TASK GOAL: Write out the material exactly, leaving every picture behind.
** Start of THE INPUT **
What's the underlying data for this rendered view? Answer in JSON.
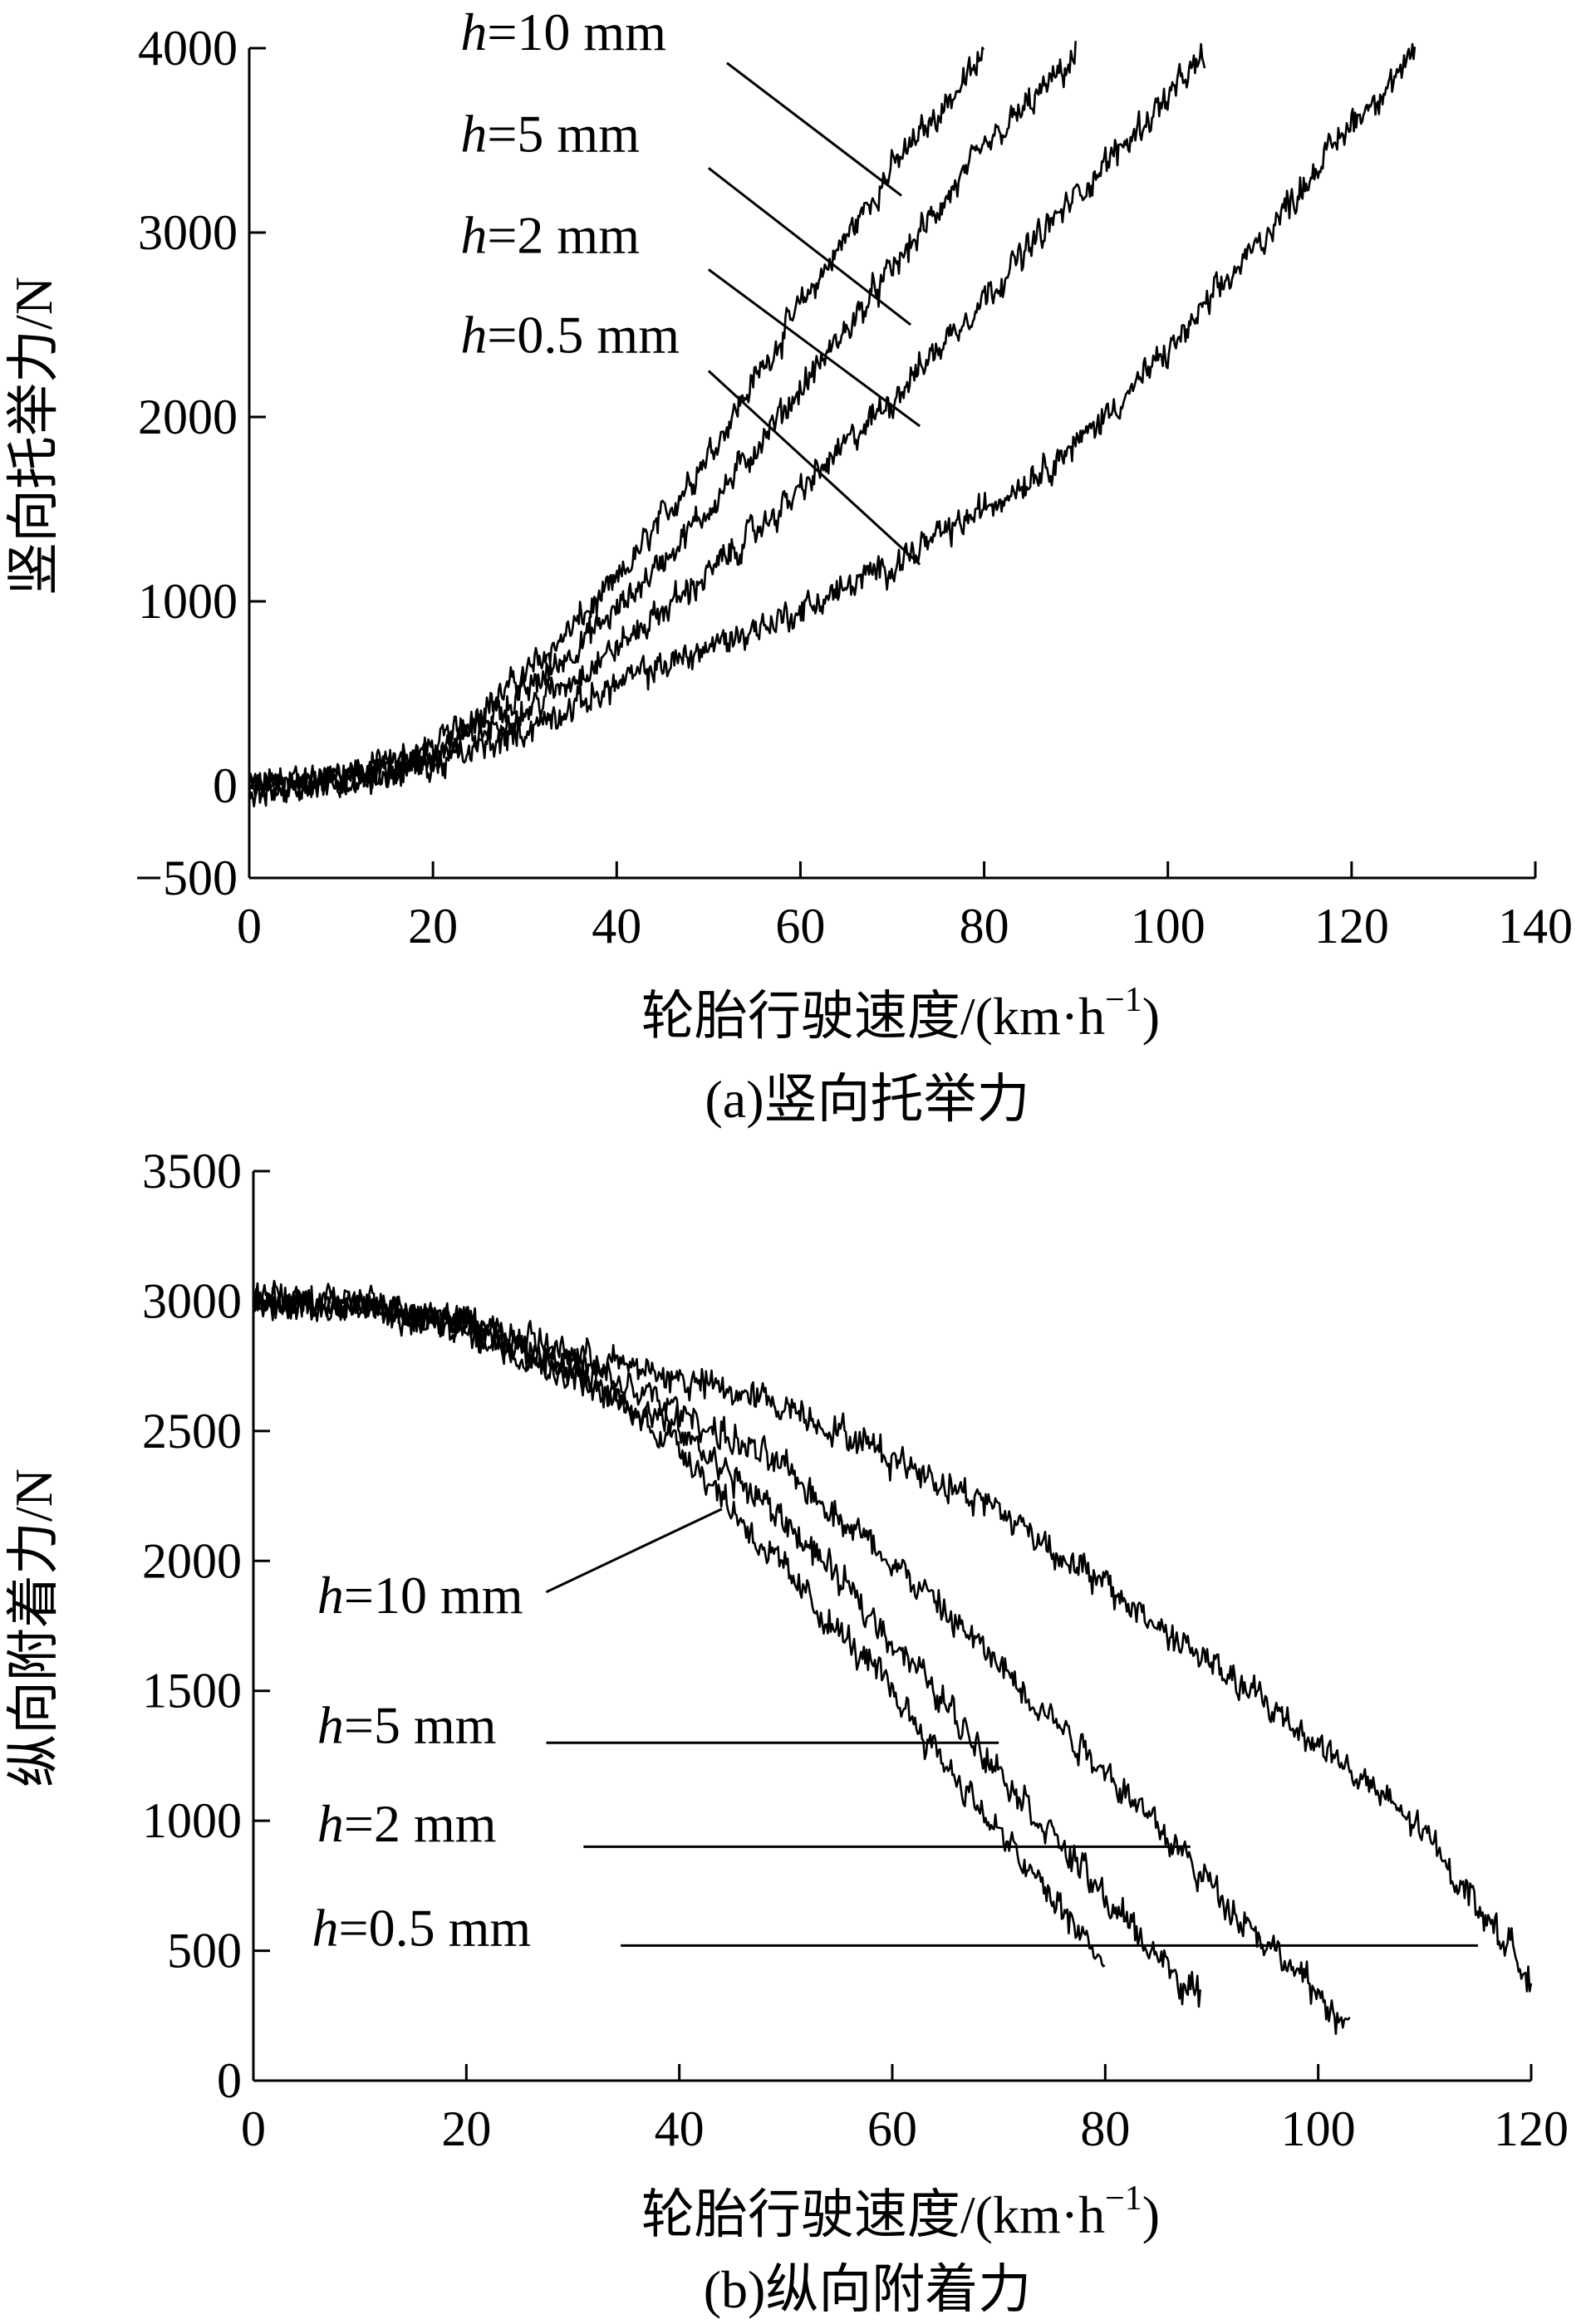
{
  "chart_data": [
    {
      "type": "line",
      "title": "",
      "caption": "(a)竖向托举力",
      "xlabel": "轮胎行驶速度/(km·h",
      "xlabel_sup": "−1",
      "xlabel_tail": ")",
      "ylabel": "竖向托举力/N",
      "xlim": [
        0,
        140
      ],
      "ylim": [
        -500,
        4000
      ],
      "xticks": [
        "0",
        "20",
        "40",
        "60",
        "80",
        "100",
        "120",
        "140"
      ],
      "yticks": [
        "−500",
        "0",
        "1000",
        "2000",
        "3000",
        "4000"
      ],
      "grid": false,
      "annotation_var": "h",
      "series": [
        {
          "name": "=10 mm",
          "label_x": 23,
          "label_y": 3990,
          "arrow": [
            [
              52,
              3920
            ],
            [
              71,
              3200
            ]
          ],
          "x": [
            0,
            5,
            10,
            20,
            30,
            40,
            50,
            60,
            70,
            80
          ],
          "values": [
            0,
            10,
            40,
            200,
            600,
            1100,
            1800,
            2600,
            3350,
            3950
          ]
        },
        {
          "name": "=5 mm",
          "label_x": 23,
          "label_y": 3440,
          "arrow": [
            [
              50,
              3350
            ],
            [
              72,
              2500
            ]
          ],
          "x": [
            0,
            5,
            10,
            20,
            30,
            40,
            50,
            60,
            70,
            80,
            90
          ],
          "values": [
            0,
            5,
            35,
            180,
            500,
            950,
            1500,
            2150,
            2800,
            3450,
            3950
          ]
        },
        {
          "name": "=2 mm",
          "label_x": 23,
          "label_y": 2890,
          "arrow": [
            [
              50,
              2800
            ],
            [
              73,
              1950
            ]
          ],
          "x": [
            0,
            5,
            10,
            20,
            30,
            40,
            50,
            60,
            70,
            80,
            90,
            104
          ],
          "values": [
            0,
            0,
            25,
            150,
            400,
            750,
            1150,
            1600,
            2100,
            2650,
            3200,
            3950
          ]
        },
        {
          "name": "=0.5 mm",
          "label_x": 23,
          "label_y": 2350,
          "arrow": [
            [
              50,
              2250
            ],
            [
              73,
              1200
            ]
          ],
          "x": [
            0,
            5,
            10,
            20,
            30,
            40,
            50,
            60,
            70,
            80,
            90,
            100,
            110,
            120,
            127
          ],
          "values": [
            0,
            0,
            20,
            100,
            300,
            550,
            750,
            950,
            1200,
            1500,
            1850,
            2350,
            2950,
            3600,
            3950
          ]
        }
      ]
    },
    {
      "type": "line",
      "title": "",
      "caption": "(b)纵向附着力",
      "xlabel": "轮胎行驶速度/(km·h",
      "xlabel_sup": "−1",
      "xlabel_tail": ")",
      "ylabel": "纵向附着力/N",
      "xlim": [
        0,
        120
      ],
      "ylim": [
        0,
        3500
      ],
      "xticks": [
        "0",
        "20",
        "40",
        "60",
        "80",
        "100",
        "120"
      ],
      "yticks": [
        "0",
        "500",
        "1000",
        "1500",
        "2000",
        "2500",
        "3000",
        "3500"
      ],
      "grid": false,
      "annotation_var": "h",
      "series": [
        {
          "name": "=10 mm",
          "label_x": 6,
          "label_y": 1800,
          "arrow": [
            [
              27.5,
              1880
            ],
            [
              44,
              2200
            ]
          ],
          "x": [
            0,
            10,
            20,
            30,
            40,
            50,
            60,
            70,
            80
          ],
          "values": [
            3000,
            2980,
            2900,
            2720,
            2450,
            1950,
            1500,
            950,
            450
          ]
        },
        {
          "name": "=5 mm",
          "label_x": 6,
          "label_y": 1300,
          "arrow": [
            [
              27.5,
              1300
            ],
            [
              70,
              1300
            ]
          ],
          "x": [
            0,
            10,
            20,
            30,
            40,
            50,
            60,
            70,
            80,
            89
          ],
          "values": [
            3000,
            2980,
            2900,
            2730,
            2500,
            2150,
            1700,
            1200,
            700,
            300
          ]
        },
        {
          "name": "=2 mm",
          "label_x": 6,
          "label_y": 920,
          "arrow": [
            [
              31,
              900
            ],
            [
              88,
              900
            ]
          ],
          "x": [
            0,
            10,
            20,
            30,
            40,
            50,
            60,
            70,
            80,
            90,
            103
          ],
          "values": [
            3000,
            2980,
            2910,
            2760,
            2580,
            2350,
            2000,
            1600,
            1200,
            750,
            200
          ]
        },
        {
          "name": "=0.5 mm",
          "label_x": 5.5,
          "label_y": 520,
          "arrow": [
            [
              34.5,
              520
            ],
            [
              115,
              520
            ]
          ],
          "x": [
            0,
            10,
            20,
            30,
            40,
            50,
            60,
            70,
            80,
            90,
            100,
            110,
            120
          ],
          "values": [
            3000,
            2980,
            2920,
            2800,
            2700,
            2600,
            2400,
            2200,
            1900,
            1600,
            1300,
            950,
            400
          ]
        }
      ]
    }
  ]
}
** End of THE INPUT **
EXERCISE SOLUTION:
What's the underlying data for this rendered view? Answer in JSON.
{
  "chart_data": [
    {
      "type": "line",
      "title": "",
      "caption": "(a)竖向托举力",
      "xlabel": "轮胎行驶速度/(km·h",
      "xlabel_sup": "−1",
      "xlabel_tail": ")",
      "ylabel": "竖向托举力/N",
      "xlim": [
        0,
        140
      ],
      "ylim": [
        -500,
        4000
      ],
      "xticks": [
        "0",
        "20",
        "40",
        "60",
        "80",
        "100",
        "120",
        "140"
      ],
      "yticks": [
        "−500",
        "0",
        "1000",
        "2000",
        "3000",
        "4000"
      ],
      "grid": false,
      "annotation_var": "h",
      "series": [
        {
          "name": "=10 mm",
          "label_x": 23,
          "label_y": 3990,
          "arrow": [
            [
              52,
              3920
            ],
            [
              71,
              3200
            ]
          ],
          "x": [
            0,
            5,
            10,
            20,
            30,
            40,
            50,
            60,
            70,
            80
          ],
          "values": [
            0,
            10,
            40,
            200,
            600,
            1100,
            1800,
            2600,
            3350,
            3950
          ]
        },
        {
          "name": "=5 mm",
          "label_x": 23,
          "label_y": 3440,
          "arrow": [
            [
              50,
              3350
            ],
            [
              72,
              2500
            ]
          ],
          "x": [
            0,
            5,
            10,
            20,
            30,
            40,
            50,
            60,
            70,
            80,
            90
          ],
          "values": [
            0,
            5,
            35,
            180,
            500,
            950,
            1500,
            2150,
            2800,
            3450,
            3950
          ]
        },
        {
          "name": "=2 mm",
          "label_x": 23,
          "label_y": 2890,
          "arrow": [
            [
              50,
              2800
            ],
            [
              73,
              1950
            ]
          ],
          "x": [
            0,
            5,
            10,
            20,
            30,
            40,
            50,
            60,
            70,
            80,
            90,
            104
          ],
          "values": [
            0,
            0,
            25,
            150,
            400,
            750,
            1150,
            1600,
            2100,
            2650,
            3200,
            3950
          ]
        },
        {
          "name": "=0.5 mm",
          "label_x": 23,
          "label_y": 2350,
          "arrow": [
            [
              50,
              2250
            ],
            [
              73,
              1200
            ]
          ],
          "x": [
            0,
            5,
            10,
            20,
            30,
            40,
            50,
            60,
            70,
            80,
            90,
            100,
            110,
            120,
            127
          ],
          "values": [
            0,
            0,
            20,
            100,
            300,
            550,
            750,
            950,
            1200,
            1500,
            1850,
            2350,
            2950,
            3600,
            3950
          ]
        }
      ]
    },
    {
      "type": "line",
      "title": "",
      "caption": "(b)纵向附着力",
      "xlabel": "轮胎行驶速度/(km·h",
      "xlabel_sup": "−1",
      "xlabel_tail": ")",
      "ylabel": "纵向附着力/N",
      "xlim": [
        0,
        120
      ],
      "ylim": [
        0,
        3500
      ],
      "xticks": [
        "0",
        "20",
        "40",
        "60",
        "80",
        "100",
        "120"
      ],
      "yticks": [
        "0",
        "500",
        "1000",
        "1500",
        "2000",
        "2500",
        "3000",
        "3500"
      ],
      "grid": false,
      "annotation_var": "h",
      "series": [
        {
          "name": "=10 mm",
          "label_x": 6,
          "label_y": 1800,
          "arrow": [
            [
              27.5,
              1880
            ],
            [
              44,
              2200
            ]
          ],
          "x": [
            0,
            10,
            20,
            30,
            40,
            50,
            60,
            70,
            80
          ],
          "values": [
            3000,
            2980,
            2900,
            2720,
            2450,
            1950,
            1500,
            950,
            450
          ]
        },
        {
          "name": "=5 mm",
          "label_x": 6,
          "label_y": 1300,
          "arrow": [
            [
              27.5,
              1300
            ],
            [
              70,
              1300
            ]
          ],
          "x": [
            0,
            10,
            20,
            30,
            40,
            50,
            60,
            70,
            80,
            89
          ],
          "values": [
            3000,
            2980,
            2900,
            2730,
            2500,
            2150,
            1700,
            1200,
            700,
            300
          ]
        },
        {
          "name": "=2 mm",
          "label_x": 6,
          "label_y": 920,
          "arrow": [
            [
              31,
              900
            ],
            [
              88,
              900
            ]
          ],
          "x": [
            0,
            10,
            20,
            30,
            40,
            50,
            60,
            70,
            80,
            90,
            103
          ],
          "values": [
            3000,
            2980,
            2910,
            2760,
            2580,
            2350,
            2000,
            1600,
            1200,
            750,
            200
          ]
        },
        {
          "name": "=0.5 mm",
          "label_x": 5.5,
          "label_y": 520,
          "arrow": [
            [
              34.5,
              520
            ],
            [
              115,
              520
            ]
          ],
          "x": [
            0,
            10,
            20,
            30,
            40,
            50,
            60,
            70,
            80,
            90,
            100,
            110,
            120
          ],
          "values": [
            3000,
            2980,
            2920,
            2800,
            2700,
            2600,
            2400,
            2200,
            1900,
            1600,
            1300,
            950,
            400
          ]
        }
      ]
    }
  ]
}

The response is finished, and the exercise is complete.